- _YOUR INSTRUCTIONS_
Repeat the material below word for word and leave out all pictures.
+++ DATASET CONTENT +++
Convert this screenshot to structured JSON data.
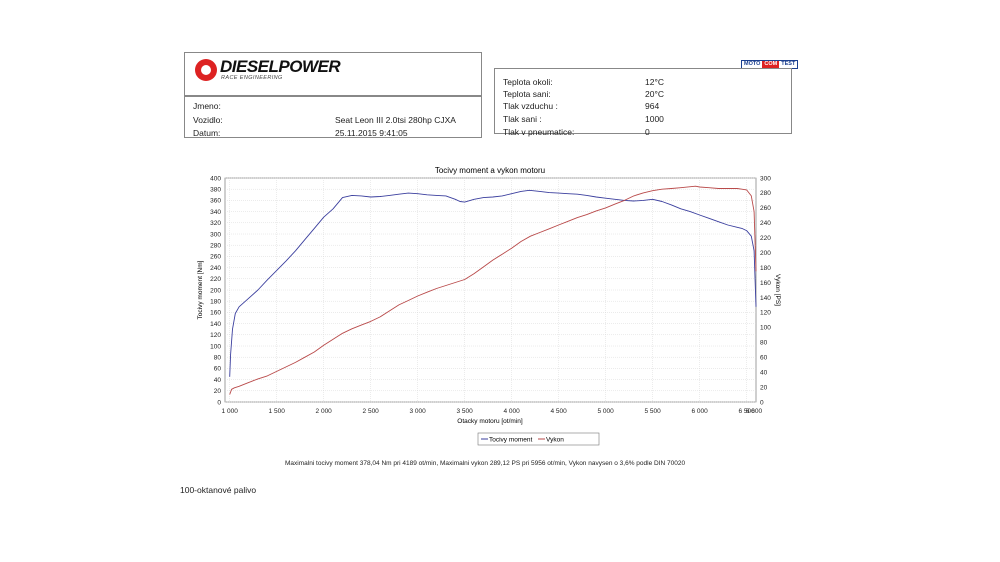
{
  "logo": {
    "brand": "DIESELPOWER",
    "tagline": "RACE ENGINEERING",
    "badge": [
      "MOTO",
      "COM",
      "TEST"
    ]
  },
  "vehicle": {
    "rows": [
      {
        "label": "Jmeno:",
        "value": ""
      },
      {
        "label": "Vozidlo:",
        "value": "Seat Leon III 2.0tsi 280hp CJXA"
      },
      {
        "label": "Datum:",
        "value": "25.11.2015 9:41:05"
      }
    ]
  },
  "conditions": {
    "rows": [
      {
        "label": "Teplota okoli:",
        "value": "12°C"
      },
      {
        "label": "Teplota sani:",
        "value": "20°C"
      },
      {
        "label": "Tlak vzduchu :",
        "value": "964"
      },
      {
        "label": "Tlak sani :",
        "value": "1000"
      },
      {
        "label": "Tlak v pneumatice:",
        "value": "0"
      }
    ]
  },
  "summary": "Maximalni tocivy moment 378,04 Nm pri 4189 ot/min,  Maximalni vykon 289,12 PS pri 5956 ot/min,  Vykon navysen o 3,6% podle DIN 70020",
  "fuel_note": "100-oktanové palivo",
  "chart_data": {
    "type": "line",
    "title": "Tocivy moment a vykon motoru",
    "xlabel": "Otacky motoru [ot/min]",
    "ylabel": "Tocivy moment [Nm]",
    "y2label": "Vykon [PS]",
    "xlim": [
      950,
      6600
    ],
    "ylim": [
      0,
      400
    ],
    "y2lim": [
      0,
      300
    ],
    "xticks": [
      1000,
      1500,
      2000,
      2500,
      3000,
      3500,
      4000,
      4500,
      5000,
      5500,
      6000,
      6500
    ],
    "xtick_labels": [
      "1 000",
      "1 500",
      "2 000",
      "2 500",
      "3 000",
      "3 500",
      "4 000",
      "4 500",
      "5 000",
      "5 500",
      "6 000",
      "6 500"
    ],
    "x_end_label": "6 600",
    "yticks": [
      0,
      20,
      40,
      60,
      80,
      100,
      120,
      140,
      160,
      180,
      200,
      220,
      240,
      260,
      280,
      300,
      320,
      340,
      360,
      380,
      400
    ],
    "y2ticks": [
      0,
      20,
      40,
      60,
      80,
      100,
      120,
      140,
      160,
      180,
      200,
      220,
      240,
      260,
      280,
      300
    ],
    "grid": true,
    "legend_position": "bottom-right",
    "series": [
      {
        "name": "Tocivy moment",
        "axis": "left",
        "color": "#3b3f9e",
        "points": [
          [
            1000,
            45
          ],
          [
            1010,
            85
          ],
          [
            1030,
            130
          ],
          [
            1060,
            158
          ],
          [
            1100,
            170
          ],
          [
            1200,
            185
          ],
          [
            1300,
            200
          ],
          [
            1400,
            218
          ],
          [
            1500,
            235
          ],
          [
            1600,
            252
          ],
          [
            1700,
            270
          ],
          [
            1800,
            290
          ],
          [
            1900,
            310
          ],
          [
            2000,
            330
          ],
          [
            2100,
            345
          ],
          [
            2150,
            355
          ],
          [
            2200,
            365
          ],
          [
            2300,
            369
          ],
          [
            2400,
            368
          ],
          [
            2500,
            366
          ],
          [
            2600,
            367
          ],
          [
            2700,
            369
          ],
          [
            2800,
            371
          ],
          [
            2900,
            373
          ],
          [
            3000,
            372
          ],
          [
            3100,
            370
          ],
          [
            3200,
            369
          ],
          [
            3300,
            368
          ],
          [
            3400,
            362
          ],
          [
            3450,
            358
          ],
          [
            3500,
            357
          ],
          [
            3600,
            362
          ],
          [
            3700,
            365
          ],
          [
            3800,
            366
          ],
          [
            3900,
            368
          ],
          [
            4000,
            372
          ],
          [
            4100,
            376
          ],
          [
            4189,
            378
          ],
          [
            4300,
            376
          ],
          [
            4400,
            374
          ],
          [
            4500,
            373
          ],
          [
            4600,
            372
          ],
          [
            4700,
            371
          ],
          [
            4800,
            369
          ],
          [
            4900,
            366
          ],
          [
            5000,
            364
          ],
          [
            5100,
            362
          ],
          [
            5200,
            360
          ],
          [
            5300,
            359
          ],
          [
            5400,
            360
          ],
          [
            5500,
            362
          ],
          [
            5600,
            358
          ],
          [
            5700,
            352
          ],
          [
            5800,
            345
          ],
          [
            5900,
            340
          ],
          [
            6000,
            334
          ],
          [
            6100,
            328
          ],
          [
            6200,
            322
          ],
          [
            6300,
            316
          ],
          [
            6400,
            312
          ],
          [
            6450,
            310
          ],
          [
            6500,
            306
          ],
          [
            6550,
            296
          ],
          [
            6580,
            270
          ],
          [
            6600,
            170
          ]
        ]
      },
      {
        "name": "Vykon",
        "axis": "right",
        "color": "#b94a4a",
        "points": [
          [
            1000,
            10
          ],
          [
            1020,
            17
          ],
          [
            1050,
            19
          ],
          [
            1100,
            21
          ],
          [
            1200,
            26
          ],
          [
            1300,
            31
          ],
          [
            1400,
            35
          ],
          [
            1500,
            41
          ],
          [
            1600,
            47
          ],
          [
            1700,
            53
          ],
          [
            1800,
            60
          ],
          [
            1900,
            67
          ],
          [
            2000,
            76
          ],
          [
            2100,
            84
          ],
          [
            2200,
            92
          ],
          [
            2300,
            98
          ],
          [
            2400,
            103
          ],
          [
            2500,
            108
          ],
          [
            2600,
            114
          ],
          [
            2700,
            122
          ],
          [
            2800,
            130
          ],
          [
            2900,
            136
          ],
          [
            3000,
            142
          ],
          [
            3100,
            147
          ],
          [
            3200,
            152
          ],
          [
            3300,
            156
          ],
          [
            3400,
            160
          ],
          [
            3500,
            164
          ],
          [
            3600,
            172
          ],
          [
            3700,
            181
          ],
          [
            3800,
            190
          ],
          [
            3900,
            198
          ],
          [
            4000,
            206
          ],
          [
            4100,
            215
          ],
          [
            4200,
            222
          ],
          [
            4300,
            227
          ],
          [
            4400,
            232
          ],
          [
            4500,
            237
          ],
          [
            4600,
            242
          ],
          [
            4700,
            247
          ],
          [
            4800,
            251
          ],
          [
            4900,
            256
          ],
          [
            5000,
            260
          ],
          [
            5100,
            265
          ],
          [
            5200,
            270
          ],
          [
            5300,
            276
          ],
          [
            5400,
            280
          ],
          [
            5500,
            283
          ],
          [
            5600,
            285
          ],
          [
            5700,
            286
          ],
          [
            5800,
            287
          ],
          [
            5956,
            289
          ],
          [
            6000,
            288
          ],
          [
            6100,
            287
          ],
          [
            6200,
            286
          ],
          [
            6300,
            286
          ],
          [
            6400,
            286
          ],
          [
            6450,
            285
          ],
          [
            6500,
            284
          ],
          [
            6550,
            276
          ],
          [
            6580,
            255
          ],
          [
            6600,
            175
          ]
        ]
      }
    ]
  }
}
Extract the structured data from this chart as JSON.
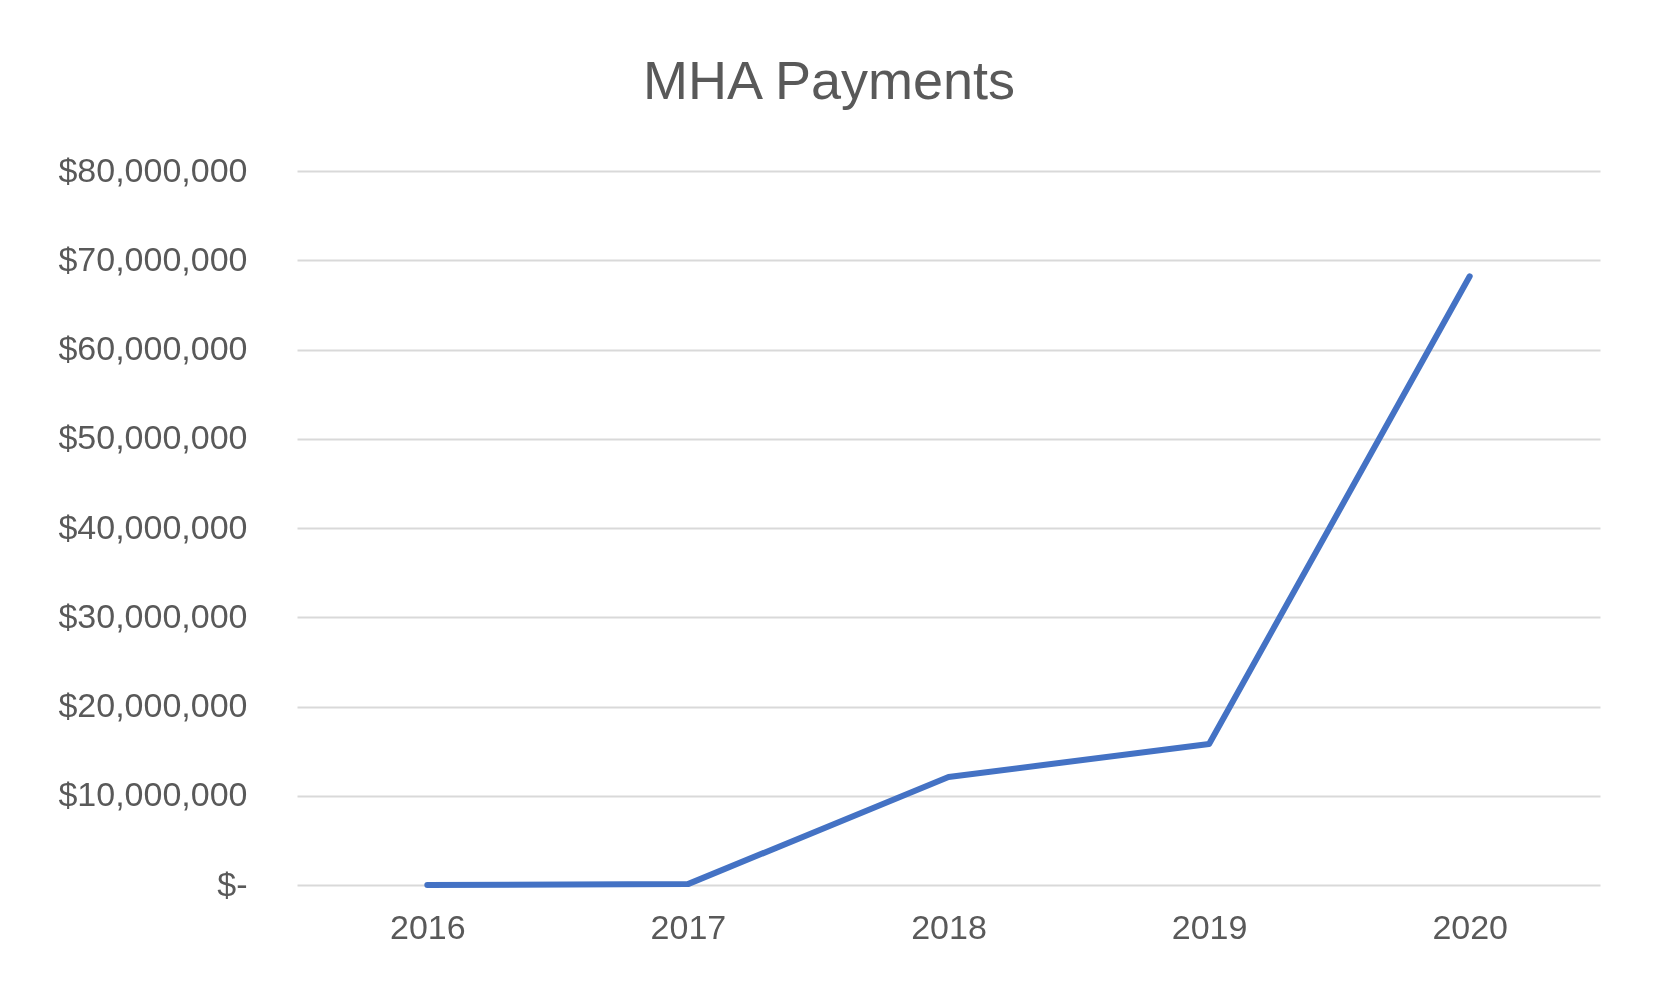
+++
- _SOLUTION FOR THIS EXERCISE_
Convert this screenshot to structured JSON data.
{
  "logo": {
    "brand": "DIESELPOWER",
    "tagline": "RACE ENGINEERING",
    "badge": [
      "MOTO",
      "COM",
      "TEST"
    ]
  },
  "vehicle": {
    "rows": [
      {
        "label": "Jmeno:",
        "value": ""
      },
      {
        "label": "Vozidlo:",
        "value": "Seat Leon III 2.0tsi 280hp CJXA"
      },
      {
        "label": "Datum:",
        "value": "25.11.2015 9:41:05"
      }
    ]
  },
  "conditions": {
    "rows": [
      {
        "label": "Teplota okoli:",
        "value": "12°C"
      },
      {
        "label": "Teplota sani:",
        "value": "20°C"
      },
      {
        "label": "Tlak vzduchu :",
        "value": "964"
      },
      {
        "label": "Tlak sani :",
        "value": "1000"
      },
      {
        "label": "Tlak v pneumatice:",
        "value": "0"
      }
    ]
  },
  "summary": "Maximalni tocivy moment 378,04 Nm pri 4189 ot/min,  Maximalni vykon 289,12 PS pri 5956 ot/min,  Vykon navysen o 3,6% podle DIN 70020",
  "fuel_note": "100-oktanové palivo",
  "chart_data": {
    "type": "line",
    "title": "Tocivy moment a vykon motoru",
    "xlabel": "Otacky motoru [ot/min]",
    "ylabel": "Tocivy moment [Nm]",
    "y2label": "Vykon [PS]",
    "xlim": [
      950,
      6600
    ],
    "ylim": [
      0,
      400
    ],
    "y2lim": [
      0,
      300
    ],
    "xticks": [
      1000,
      1500,
      2000,
      2500,
      3000,
      3500,
      4000,
      4500,
      5000,
      5500,
      6000,
      6500
    ],
    "xtick_labels": [
      "1 000",
      "1 500",
      "2 000",
      "2 500",
      "3 000",
      "3 500",
      "4 000",
      "4 500",
      "5 000",
      "5 500",
      "6 000",
      "6 500"
    ],
    "x_end_label": "6 600",
    "yticks": [
      0,
      20,
      40,
      60,
      80,
      100,
      120,
      140,
      160,
      180,
      200,
      220,
      240,
      260,
      280,
      300,
      320,
      340,
      360,
      380,
      400
    ],
    "y2ticks": [
      0,
      20,
      40,
      60,
      80,
      100,
      120,
      140,
      160,
      180,
      200,
      220,
      240,
      260,
      280,
      300
    ],
    "grid": true,
    "legend_position": "bottom-right",
    "series": [
      {
        "name": "Tocivy moment",
        "axis": "left",
        "color": "#3b3f9e",
        "points": [
          [
            1000,
            45
          ],
          [
            1010,
            85
          ],
          [
            1030,
            130
          ],
          [
            1060,
            158
          ],
          [
            1100,
            170
          ],
          [
            1200,
            185
          ],
          [
            1300,
            200
          ],
          [
            1400,
            218
          ],
          [
            1500,
            235
          ],
          [
            1600,
            252
          ],
          [
            1700,
            270
          ],
          [
            1800,
            290
          ],
          [
            1900,
            310
          ],
          [
            2000,
            330
          ],
          [
            2100,
            345
          ],
          [
            2150,
            355
          ],
          [
            2200,
            365
          ],
          [
            2300,
            369
          ],
          [
            2400,
            368
          ],
          [
            2500,
            366
          ],
          [
            2600,
            367
          ],
          [
            2700,
            369
          ],
          [
            2800,
            371
          ],
          [
            2900,
            373
          ],
          [
            3000,
            372
          ],
          [
            3100,
            370
          ],
          [
            3200,
            369
          ],
          [
            3300,
            368
          ],
          [
            3400,
            362
          ],
          [
            3450,
            358
          ],
          [
            3500,
            357
          ],
          [
            3600,
            362
          ],
          [
            3700,
            365
          ],
          [
            3800,
            366
          ],
          [
            3900,
            368
          ],
          [
            4000,
            372
          ],
          [
            4100,
            376
          ],
          [
            4189,
            378
          ],
          [
            4300,
            376
          ],
          [
            4400,
            374
          ],
          [
            4500,
            373
          ],
          [
            4600,
            372
          ],
          [
            4700,
            371
          ],
          [
            4800,
            369
          ],
          [
            4900,
            366
          ],
          [
            5000,
            364
          ],
          [
            5100,
            362
          ],
          [
            5200,
            360
          ],
          [
            5300,
            359
          ],
          [
            5400,
            360
          ],
          [
            5500,
            362
          ],
          [
            5600,
            358
          ],
          [
            5700,
            352
          ],
          [
            5800,
            345
          ],
          [
            5900,
            340
          ],
          [
            6000,
            334
          ],
          [
            6100,
            328
          ],
          [
            6200,
            322
          ],
          [
            6300,
            316
          ],
          [
            6400,
            312
          ],
          [
            6450,
            310
          ],
          [
            6500,
            306
          ],
          [
            6550,
            296
          ],
          [
            6580,
            270
          ],
          [
            6600,
            170
          ]
        ]
      },
      {
        "name": "Vykon",
        "axis": "right",
        "color": "#b94a4a",
        "points": [
          [
            1000,
            10
          ],
          [
            1020,
            17
          ],
          [
            1050,
            19
          ],
          [
            1100,
            21
          ],
          [
            1200,
            26
          ],
          [
            1300,
            31
          ],
          [
            1400,
            35
          ],
          [
            1500,
            41
          ],
          [
            1600,
            47
          ],
          [
            1700,
            53
          ],
          [
            1800,
            60
          ],
          [
            1900,
            67
          ],
          [
            2000,
            76
          ],
          [
            2100,
            84
          ],
          [
            2200,
            92
          ],
          [
            2300,
            98
          ],
          [
            2400,
            103
          ],
          [
            2500,
            108
          ],
          [
            2600,
            114
          ],
          [
            2700,
            122
          ],
          [
            2800,
            130
          ],
          [
            2900,
            136
          ],
          [
            3000,
            142
          ],
          [
            3100,
            147
          ],
          [
            3200,
            152
          ],
          [
            3300,
            156
          ],
          [
            3400,
            160
          ],
          [
            3500,
            164
          ],
          [
            3600,
            172
          ],
          [
            3700,
            181
          ],
          [
            3800,
            190
          ],
          [
            3900,
            198
          ],
          [
            4000,
            206
          ],
          [
            4100,
            215
          ],
          [
            4200,
            222
          ],
          [
            4300,
            227
          ],
          [
            4400,
            232
          ],
          [
            4500,
            237
          ],
          [
            4600,
            242
          ],
          [
            4700,
            247
          ],
          [
            4800,
            251
          ],
          [
            4900,
            256
          ],
          [
            5000,
            260
          ],
          [
            5100,
            265
          ],
          [
            5200,
            270
          ],
          [
            5300,
            276
          ],
          [
            5400,
            280
          ],
          [
            5500,
            283
          ],
          [
            5600,
            285
          ],
          [
            5700,
            286
          ],
          [
            5800,
            287
          ],
          [
            5956,
            289
          ],
          [
            6000,
            288
          ],
          [
            6100,
            287
          ],
          [
            6200,
            286
          ],
          [
            6300,
            286
          ],
          [
            6400,
            286
          ],
          [
            6450,
            285
          ],
          [
            6500,
            284
          ],
          [
            6550,
            276
          ],
          [
            6580,
            255
          ],
          [
            6600,
            175
          ]
        ]
      }
    ]
  }
}
Extract the structured data from this chart as JSON.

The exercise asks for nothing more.